# EXERCISE
Read the listing and extract each line that includes the word "icon".

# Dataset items
○ ○ ○ ○ ○ ○ ○

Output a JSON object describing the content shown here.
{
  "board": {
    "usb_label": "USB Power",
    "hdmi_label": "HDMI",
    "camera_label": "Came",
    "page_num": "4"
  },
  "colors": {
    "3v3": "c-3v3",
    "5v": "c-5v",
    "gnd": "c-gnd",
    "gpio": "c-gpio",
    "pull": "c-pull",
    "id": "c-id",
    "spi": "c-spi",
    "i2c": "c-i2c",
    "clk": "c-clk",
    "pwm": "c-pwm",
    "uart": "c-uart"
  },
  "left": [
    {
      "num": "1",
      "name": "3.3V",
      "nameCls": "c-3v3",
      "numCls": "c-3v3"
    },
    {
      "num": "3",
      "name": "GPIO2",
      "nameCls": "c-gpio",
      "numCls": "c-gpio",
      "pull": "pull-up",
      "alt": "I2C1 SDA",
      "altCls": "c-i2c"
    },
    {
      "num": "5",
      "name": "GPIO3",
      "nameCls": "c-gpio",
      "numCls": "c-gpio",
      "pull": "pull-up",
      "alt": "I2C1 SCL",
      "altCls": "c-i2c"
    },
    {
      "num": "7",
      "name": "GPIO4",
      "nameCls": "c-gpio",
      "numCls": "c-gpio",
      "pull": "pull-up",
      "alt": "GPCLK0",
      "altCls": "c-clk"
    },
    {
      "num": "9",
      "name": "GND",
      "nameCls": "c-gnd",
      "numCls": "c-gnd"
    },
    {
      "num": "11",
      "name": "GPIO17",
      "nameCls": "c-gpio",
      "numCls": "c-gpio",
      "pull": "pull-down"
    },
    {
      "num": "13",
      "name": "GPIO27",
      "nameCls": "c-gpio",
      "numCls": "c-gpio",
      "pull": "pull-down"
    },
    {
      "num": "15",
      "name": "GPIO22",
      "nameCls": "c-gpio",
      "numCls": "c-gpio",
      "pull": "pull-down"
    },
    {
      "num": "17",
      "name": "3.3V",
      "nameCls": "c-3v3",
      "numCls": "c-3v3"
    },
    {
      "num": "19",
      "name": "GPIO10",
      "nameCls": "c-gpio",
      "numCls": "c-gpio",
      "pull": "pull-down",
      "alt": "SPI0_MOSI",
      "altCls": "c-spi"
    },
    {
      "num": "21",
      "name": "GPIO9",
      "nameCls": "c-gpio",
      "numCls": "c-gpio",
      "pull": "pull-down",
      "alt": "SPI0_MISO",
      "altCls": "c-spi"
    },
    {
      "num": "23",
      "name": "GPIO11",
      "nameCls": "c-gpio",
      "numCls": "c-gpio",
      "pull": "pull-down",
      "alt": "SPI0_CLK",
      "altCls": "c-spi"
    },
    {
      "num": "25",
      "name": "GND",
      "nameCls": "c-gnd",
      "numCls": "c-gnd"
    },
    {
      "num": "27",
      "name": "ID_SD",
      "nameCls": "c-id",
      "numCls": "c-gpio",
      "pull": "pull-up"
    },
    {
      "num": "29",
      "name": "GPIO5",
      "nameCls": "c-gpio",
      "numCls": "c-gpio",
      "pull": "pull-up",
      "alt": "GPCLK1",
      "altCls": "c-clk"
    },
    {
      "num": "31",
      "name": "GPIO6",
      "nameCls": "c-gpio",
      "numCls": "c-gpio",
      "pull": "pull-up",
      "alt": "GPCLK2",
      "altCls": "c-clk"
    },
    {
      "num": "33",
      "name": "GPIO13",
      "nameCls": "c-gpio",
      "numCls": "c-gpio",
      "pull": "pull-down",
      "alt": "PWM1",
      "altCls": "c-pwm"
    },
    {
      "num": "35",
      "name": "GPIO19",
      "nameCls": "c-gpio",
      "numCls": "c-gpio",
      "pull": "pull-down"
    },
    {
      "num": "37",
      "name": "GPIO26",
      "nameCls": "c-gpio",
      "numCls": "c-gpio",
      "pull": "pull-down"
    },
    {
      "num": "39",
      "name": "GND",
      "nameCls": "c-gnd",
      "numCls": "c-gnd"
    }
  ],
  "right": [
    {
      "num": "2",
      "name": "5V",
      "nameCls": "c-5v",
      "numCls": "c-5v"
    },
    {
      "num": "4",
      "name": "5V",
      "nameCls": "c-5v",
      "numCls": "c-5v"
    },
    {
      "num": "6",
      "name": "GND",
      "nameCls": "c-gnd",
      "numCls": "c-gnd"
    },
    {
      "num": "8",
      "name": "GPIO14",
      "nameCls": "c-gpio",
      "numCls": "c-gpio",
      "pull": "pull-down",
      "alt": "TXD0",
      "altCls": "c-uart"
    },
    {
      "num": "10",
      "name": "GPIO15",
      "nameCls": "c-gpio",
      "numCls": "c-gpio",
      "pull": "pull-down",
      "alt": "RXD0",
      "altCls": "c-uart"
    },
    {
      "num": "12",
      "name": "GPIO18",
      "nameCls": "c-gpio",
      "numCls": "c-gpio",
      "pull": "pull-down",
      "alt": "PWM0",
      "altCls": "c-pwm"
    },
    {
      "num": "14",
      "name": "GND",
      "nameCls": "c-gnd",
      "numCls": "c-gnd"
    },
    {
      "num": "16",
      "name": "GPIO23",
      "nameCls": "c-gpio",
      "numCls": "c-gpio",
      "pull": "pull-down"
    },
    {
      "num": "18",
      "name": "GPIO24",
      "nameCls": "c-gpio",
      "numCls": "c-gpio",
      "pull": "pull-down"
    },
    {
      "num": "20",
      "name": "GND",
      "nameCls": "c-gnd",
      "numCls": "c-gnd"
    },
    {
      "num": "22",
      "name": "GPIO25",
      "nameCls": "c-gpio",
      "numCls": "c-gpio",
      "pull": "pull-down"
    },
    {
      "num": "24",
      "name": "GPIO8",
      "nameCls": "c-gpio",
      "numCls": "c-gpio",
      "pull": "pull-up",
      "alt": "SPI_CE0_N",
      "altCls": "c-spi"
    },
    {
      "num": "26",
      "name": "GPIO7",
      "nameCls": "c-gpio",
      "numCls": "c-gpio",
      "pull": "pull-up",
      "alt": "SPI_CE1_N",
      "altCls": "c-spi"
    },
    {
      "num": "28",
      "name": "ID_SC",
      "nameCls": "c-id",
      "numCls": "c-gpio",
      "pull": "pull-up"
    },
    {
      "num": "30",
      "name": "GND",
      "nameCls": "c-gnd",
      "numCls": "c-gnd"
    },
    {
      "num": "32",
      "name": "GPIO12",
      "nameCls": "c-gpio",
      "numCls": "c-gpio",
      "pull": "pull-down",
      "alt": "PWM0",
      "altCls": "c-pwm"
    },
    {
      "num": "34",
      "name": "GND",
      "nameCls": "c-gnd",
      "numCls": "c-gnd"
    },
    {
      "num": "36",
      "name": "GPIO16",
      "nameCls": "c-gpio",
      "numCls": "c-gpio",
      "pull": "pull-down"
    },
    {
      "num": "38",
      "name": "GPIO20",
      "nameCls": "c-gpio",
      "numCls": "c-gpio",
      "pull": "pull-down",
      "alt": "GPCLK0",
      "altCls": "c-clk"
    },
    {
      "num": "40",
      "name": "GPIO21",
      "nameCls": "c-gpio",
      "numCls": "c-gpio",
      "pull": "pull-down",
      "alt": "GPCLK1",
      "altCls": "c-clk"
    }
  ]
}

○ ○ ○ ○ ○ ○ ○

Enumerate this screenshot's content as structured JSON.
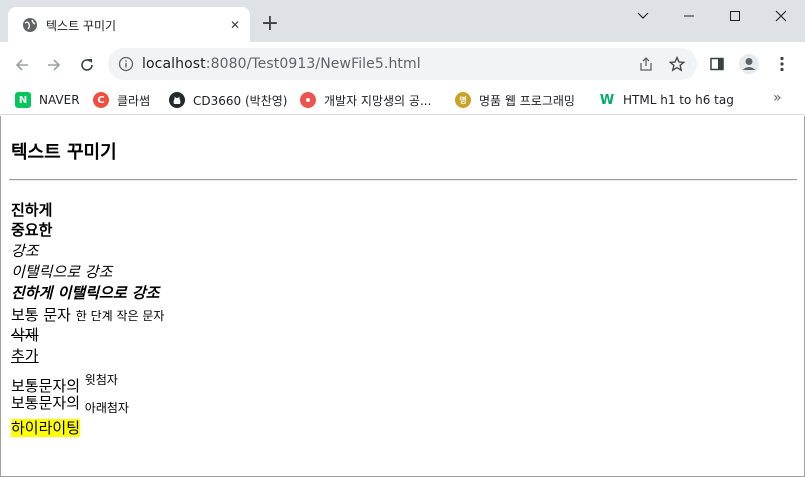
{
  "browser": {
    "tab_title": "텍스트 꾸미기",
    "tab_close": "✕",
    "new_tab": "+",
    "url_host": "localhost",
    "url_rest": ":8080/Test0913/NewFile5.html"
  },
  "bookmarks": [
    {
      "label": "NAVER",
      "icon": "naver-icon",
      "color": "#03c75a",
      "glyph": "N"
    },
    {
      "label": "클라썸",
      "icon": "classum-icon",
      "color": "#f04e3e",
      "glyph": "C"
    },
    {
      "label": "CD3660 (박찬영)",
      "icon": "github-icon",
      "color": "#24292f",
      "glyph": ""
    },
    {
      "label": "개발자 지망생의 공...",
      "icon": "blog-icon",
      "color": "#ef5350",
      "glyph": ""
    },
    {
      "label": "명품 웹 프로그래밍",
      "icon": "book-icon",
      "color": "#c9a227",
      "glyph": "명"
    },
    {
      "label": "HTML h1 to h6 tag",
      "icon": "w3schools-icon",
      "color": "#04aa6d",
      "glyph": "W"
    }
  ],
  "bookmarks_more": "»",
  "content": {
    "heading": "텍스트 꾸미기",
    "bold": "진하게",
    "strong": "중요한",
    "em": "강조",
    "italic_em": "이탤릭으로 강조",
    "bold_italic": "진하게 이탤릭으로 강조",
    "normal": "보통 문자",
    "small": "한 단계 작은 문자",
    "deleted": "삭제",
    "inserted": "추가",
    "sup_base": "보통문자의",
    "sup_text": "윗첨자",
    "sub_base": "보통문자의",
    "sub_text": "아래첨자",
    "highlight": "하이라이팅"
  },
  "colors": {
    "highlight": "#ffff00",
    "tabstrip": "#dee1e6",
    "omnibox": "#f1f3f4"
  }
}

○ ○ ○ ○ ○ ○ ○

# ANSWER FOR THIS EXERCISE
      "icon": "naver-icon",
      "icon": "classum-icon",
      "icon": "github-icon",
      "icon": "blog-icon",
      "icon": "book-icon",
      "icon": "w3schools-icon",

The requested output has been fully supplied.